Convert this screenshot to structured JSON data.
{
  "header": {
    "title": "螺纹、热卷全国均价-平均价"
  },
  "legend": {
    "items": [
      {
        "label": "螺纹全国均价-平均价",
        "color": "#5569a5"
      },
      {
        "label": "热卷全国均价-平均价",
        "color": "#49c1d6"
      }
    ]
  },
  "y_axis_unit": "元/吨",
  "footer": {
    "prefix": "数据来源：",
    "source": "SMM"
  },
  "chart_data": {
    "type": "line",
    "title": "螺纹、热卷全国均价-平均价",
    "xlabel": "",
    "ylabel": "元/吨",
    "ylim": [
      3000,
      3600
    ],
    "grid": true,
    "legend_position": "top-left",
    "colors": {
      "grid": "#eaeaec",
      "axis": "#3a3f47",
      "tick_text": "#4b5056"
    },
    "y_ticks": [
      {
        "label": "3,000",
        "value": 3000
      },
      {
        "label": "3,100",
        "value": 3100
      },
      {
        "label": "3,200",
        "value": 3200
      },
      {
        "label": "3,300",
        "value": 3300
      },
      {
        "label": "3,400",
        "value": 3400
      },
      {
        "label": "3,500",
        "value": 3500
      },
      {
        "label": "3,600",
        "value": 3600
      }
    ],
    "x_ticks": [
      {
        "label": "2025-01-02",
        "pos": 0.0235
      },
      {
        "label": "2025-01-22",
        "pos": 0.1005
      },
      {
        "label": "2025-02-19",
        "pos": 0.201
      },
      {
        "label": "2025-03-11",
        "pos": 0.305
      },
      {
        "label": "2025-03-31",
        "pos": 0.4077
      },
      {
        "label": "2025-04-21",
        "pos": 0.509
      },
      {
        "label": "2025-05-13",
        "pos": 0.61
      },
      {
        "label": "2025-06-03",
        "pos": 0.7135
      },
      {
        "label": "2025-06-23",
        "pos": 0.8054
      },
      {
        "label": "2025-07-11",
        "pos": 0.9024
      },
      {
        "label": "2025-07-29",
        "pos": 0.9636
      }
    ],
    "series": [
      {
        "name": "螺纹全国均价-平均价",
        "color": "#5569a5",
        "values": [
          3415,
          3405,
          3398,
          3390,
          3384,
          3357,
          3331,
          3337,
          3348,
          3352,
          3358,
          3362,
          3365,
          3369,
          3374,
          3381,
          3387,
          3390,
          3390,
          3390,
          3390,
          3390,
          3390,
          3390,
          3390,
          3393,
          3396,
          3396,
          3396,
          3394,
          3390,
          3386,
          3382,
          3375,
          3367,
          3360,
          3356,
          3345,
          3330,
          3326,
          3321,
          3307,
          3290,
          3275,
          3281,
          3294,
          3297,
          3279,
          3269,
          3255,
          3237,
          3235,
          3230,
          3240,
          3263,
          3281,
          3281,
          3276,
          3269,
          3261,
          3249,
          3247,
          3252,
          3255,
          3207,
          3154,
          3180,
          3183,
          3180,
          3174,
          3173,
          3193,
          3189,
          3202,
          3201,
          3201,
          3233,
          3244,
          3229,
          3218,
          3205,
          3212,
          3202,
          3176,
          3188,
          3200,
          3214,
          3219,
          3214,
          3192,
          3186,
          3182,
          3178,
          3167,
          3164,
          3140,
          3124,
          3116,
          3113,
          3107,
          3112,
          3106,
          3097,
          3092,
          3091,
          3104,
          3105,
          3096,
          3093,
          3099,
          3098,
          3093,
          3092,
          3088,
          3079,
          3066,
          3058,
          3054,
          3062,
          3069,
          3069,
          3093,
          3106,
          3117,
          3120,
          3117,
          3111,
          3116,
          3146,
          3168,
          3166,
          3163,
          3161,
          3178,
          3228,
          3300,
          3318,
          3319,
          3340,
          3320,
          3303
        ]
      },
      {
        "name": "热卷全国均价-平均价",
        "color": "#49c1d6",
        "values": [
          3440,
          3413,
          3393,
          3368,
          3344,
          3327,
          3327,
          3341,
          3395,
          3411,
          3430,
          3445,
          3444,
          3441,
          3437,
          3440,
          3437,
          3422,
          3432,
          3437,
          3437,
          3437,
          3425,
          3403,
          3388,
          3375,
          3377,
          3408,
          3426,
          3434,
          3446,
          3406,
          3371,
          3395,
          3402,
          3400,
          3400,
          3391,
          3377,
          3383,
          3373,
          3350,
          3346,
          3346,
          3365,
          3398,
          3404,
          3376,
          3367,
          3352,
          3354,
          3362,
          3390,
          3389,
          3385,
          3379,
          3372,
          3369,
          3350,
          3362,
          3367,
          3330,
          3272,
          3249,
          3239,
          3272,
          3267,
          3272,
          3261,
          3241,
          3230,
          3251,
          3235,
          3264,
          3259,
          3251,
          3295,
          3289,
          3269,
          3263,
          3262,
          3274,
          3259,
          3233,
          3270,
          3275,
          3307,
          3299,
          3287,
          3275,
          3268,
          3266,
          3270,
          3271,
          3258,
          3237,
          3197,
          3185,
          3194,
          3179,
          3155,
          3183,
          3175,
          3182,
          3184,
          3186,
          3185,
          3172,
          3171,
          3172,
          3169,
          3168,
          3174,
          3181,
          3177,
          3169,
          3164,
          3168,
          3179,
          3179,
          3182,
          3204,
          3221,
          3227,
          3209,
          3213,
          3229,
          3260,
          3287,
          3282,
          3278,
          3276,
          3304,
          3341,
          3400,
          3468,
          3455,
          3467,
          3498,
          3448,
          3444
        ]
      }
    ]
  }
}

★ ★ ★

Task instructions >>
Copy every record exactly as presented.

Result >>
Convert this screenshot to structured JSON data.
{
  "header": {
    "title": "螺纹、热卷全国均价-平均价"
  },
  "legend": {
    "items": [
      {
        "label": "螺纹全国均价-平均价",
        "color": "#5569a5"
      },
      {
        "label": "热卷全国均价-平均价",
        "color": "#49c1d6"
      }
    ]
  },
  "y_axis_unit": "元/吨",
  "footer": {
    "prefix": "数据来源：",
    "source": "SMM"
  },
  "chart_data": {
    "type": "line",
    "title": "螺纹、热卷全国均价-平均价",
    "xlabel": "",
    "ylabel": "元/吨",
    "ylim": [
      3000,
      3600
    ],
    "grid": true,
    "legend_position": "top-left",
    "colors": {
      "grid": "#eaeaec",
      "axis": "#3a3f47",
      "tick_text": "#4b5056"
    },
    "y_ticks": [
      {
        "label": "3,000",
        "value": 3000
      },
      {
        "label": "3,100",
        "value": 3100
      },
      {
        "label": "3,200",
        "value": 3200
      },
      {
        "label": "3,300",
        "value": 3300
      },
      {
        "label": "3,400",
        "value": 3400
      },
      {
        "label": "3,500",
        "value": 3500
      },
      {
        "label": "3,600",
        "value": 3600
      }
    ],
    "x_ticks": [
      {
        "label": "2025-01-02",
        "pos": 0.0235
      },
      {
        "label": "2025-01-22",
        "pos": 0.1005
      },
      {
        "label": "2025-02-19",
        "pos": 0.201
      },
      {
        "label": "2025-03-11",
        "pos": 0.305
      },
      {
        "label": "2025-03-31",
        "pos": 0.4077
      },
      {
        "label": "2025-04-21",
        "pos": 0.509
      },
      {
        "label": "2025-05-13",
        "pos": 0.61
      },
      {
        "label": "2025-06-03",
        "pos": 0.7135
      },
      {
        "label": "2025-06-23",
        "pos": 0.8054
      },
      {
        "label": "2025-07-11",
        "pos": 0.9024
      },
      {
        "label": "2025-07-29",
        "pos": 0.9636
      }
    ],
    "series": [
      {
        "name": "螺纹全国均价-平均价",
        "color": "#5569a5",
        "values": [
          3415,
          3405,
          3398,
          3390,
          3384,
          3357,
          3331,
          3337,
          3348,
          3352,
          3358,
          3362,
          3365,
          3369,
          3374,
          3381,
          3387,
          3390,
          3390,
          3390,
          3390,
          3390,
          3390,
          3390,
          3390,
          3393,
          3396,
          3396,
          3396,
          3394,
          3390,
          3386,
          3382,
          3375,
          3367,
          3360,
          3356,
          3345,
          3330,
          3326,
          3321,
          3307,
          3290,
          3275,
          3281,
          3294,
          3297,
          3279,
          3269,
          3255,
          3237,
          3235,
          3230,
          3240,
          3263,
          3281,
          3281,
          3276,
          3269,
          3261,
          3249,
          3247,
          3252,
          3255,
          3207,
          3154,
          3180,
          3183,
          3180,
          3174,
          3173,
          3193,
          3189,
          3202,
          3201,
          3201,
          3233,
          3244,
          3229,
          3218,
          3205,
          3212,
          3202,
          3176,
          3188,
          3200,
          3214,
          3219,
          3214,
          3192,
          3186,
          3182,
          3178,
          3167,
          3164,
          3140,
          3124,
          3116,
          3113,
          3107,
          3112,
          3106,
          3097,
          3092,
          3091,
          3104,
          3105,
          3096,
          3093,
          3099,
          3098,
          3093,
          3092,
          3088,
          3079,
          3066,
          3058,
          3054,
          3062,
          3069,
          3069,
          3093,
          3106,
          3117,
          3120,
          3117,
          3111,
          3116,
          3146,
          3168,
          3166,
          3163,
          3161,
          3178,
          3228,
          3300,
          3318,
          3319,
          3340,
          3320,
          3303
        ]
      },
      {
        "name": "热卷全国均价-平均价",
        "color": "#49c1d6",
        "values": [
          3440,
          3413,
          3393,
          3368,
          3344,
          3327,
          3327,
          3341,
          3395,
          3411,
          3430,
          3445,
          3444,
          3441,
          3437,
          3440,
          3437,
          3422,
          3432,
          3437,
          3437,
          3437,
          3425,
          3403,
          3388,
          3375,
          3377,
          3408,
          3426,
          3434,
          3446,
          3406,
          3371,
          3395,
          3402,
          3400,
          3400,
          3391,
          3377,
          3383,
          3373,
          3350,
          3346,
          3346,
          3365,
          3398,
          3404,
          3376,
          3367,
          3352,
          3354,
          3362,
          3390,
          3389,
          3385,
          3379,
          3372,
          3369,
          3350,
          3362,
          3367,
          3330,
          3272,
          3249,
          3239,
          3272,
          3267,
          3272,
          3261,
          3241,
          3230,
          3251,
          3235,
          3264,
          3259,
          3251,
          3295,
          3289,
          3269,
          3263,
          3262,
          3274,
          3259,
          3233,
          3270,
          3275,
          3307,
          3299,
          3287,
          3275,
          3268,
          3266,
          3270,
          3271,
          3258,
          3237,
          3197,
          3185,
          3194,
          3179,
          3155,
          3183,
          3175,
          3182,
          3184,
          3186,
          3185,
          3172,
          3171,
          3172,
          3169,
          3168,
          3174,
          3181,
          3177,
          3169,
          3164,
          3168,
          3179,
          3179,
          3182,
          3204,
          3221,
          3227,
          3209,
          3213,
          3229,
          3260,
          3287,
          3282,
          3278,
          3276,
          3304,
          3341,
          3400,
          3468,
          3455,
          3467,
          3498,
          3448,
          3444
        ]
      }
    ]
  }
}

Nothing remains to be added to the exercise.